§ Aim
Return the whole listing exactly as it stands.

§ Material shown

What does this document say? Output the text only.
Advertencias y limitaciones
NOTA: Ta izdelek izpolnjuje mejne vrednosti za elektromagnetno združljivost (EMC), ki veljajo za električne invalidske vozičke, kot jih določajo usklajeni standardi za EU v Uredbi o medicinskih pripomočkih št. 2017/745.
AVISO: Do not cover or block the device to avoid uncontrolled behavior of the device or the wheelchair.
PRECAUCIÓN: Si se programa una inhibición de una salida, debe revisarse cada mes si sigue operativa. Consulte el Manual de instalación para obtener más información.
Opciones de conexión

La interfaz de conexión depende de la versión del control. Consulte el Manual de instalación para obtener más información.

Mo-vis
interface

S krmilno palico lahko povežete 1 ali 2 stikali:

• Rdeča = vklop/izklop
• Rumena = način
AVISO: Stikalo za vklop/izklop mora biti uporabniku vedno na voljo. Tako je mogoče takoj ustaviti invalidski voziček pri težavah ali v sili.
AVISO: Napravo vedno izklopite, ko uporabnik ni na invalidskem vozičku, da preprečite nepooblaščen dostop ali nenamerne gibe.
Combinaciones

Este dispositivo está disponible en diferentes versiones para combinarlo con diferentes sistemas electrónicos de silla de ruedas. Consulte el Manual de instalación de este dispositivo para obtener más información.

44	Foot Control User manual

§ Response to this exercise
What does this document say? Output the text only.
Advertencias y limitaciones
NOTA: Ta izdelek izpolnjuje mejne vrednosti za elektromagnetno združljivost (EMC), ki veljajo za električne invalidske vozičke, kot jih določajo usklajeni standardi za EU v Uredbi o medicinskih pripomočkih št. 2017/745.
AVISO: Do not cover or block the device to avoid uncontrolled behavior of the device or the wheelchair.
PRECAUCIÓN: Si se programa una inhibición de una salida, debe revisarse cada mes si sigue operativa. Consulte el Manual de instalación para obtener más información.
Opciones de conexión

La interfaz de conexión depende de la versión del control. Consulte el Manual de instalación para obtener más información.

Mo-vis
interface

S krmilno palico lahko povežete 1 ali 2 stikali:

• Rdeča = vklop/izklop
• Rumena = način
AVISO: Stikalo za vklop/izklop mora biti uporabniku vedno na voljo. Tako je mogoče takoj ustaviti invalidski voziček pri težavah ali v sili.
AVISO: Napravo vedno izklopite, ko uporabnik ni na invalidskem vozičku, da preprečite nepooblaščen dostop ali nenamerne gibe.
Combinaciones

Este dispositivo está disponible en diferentes versiones para combinarlo con diferentes sistemas electrónicos de silla de ruedas. Consulte el Manual de instalación de este dispositivo para obtener más información.

44	Foot Control User manual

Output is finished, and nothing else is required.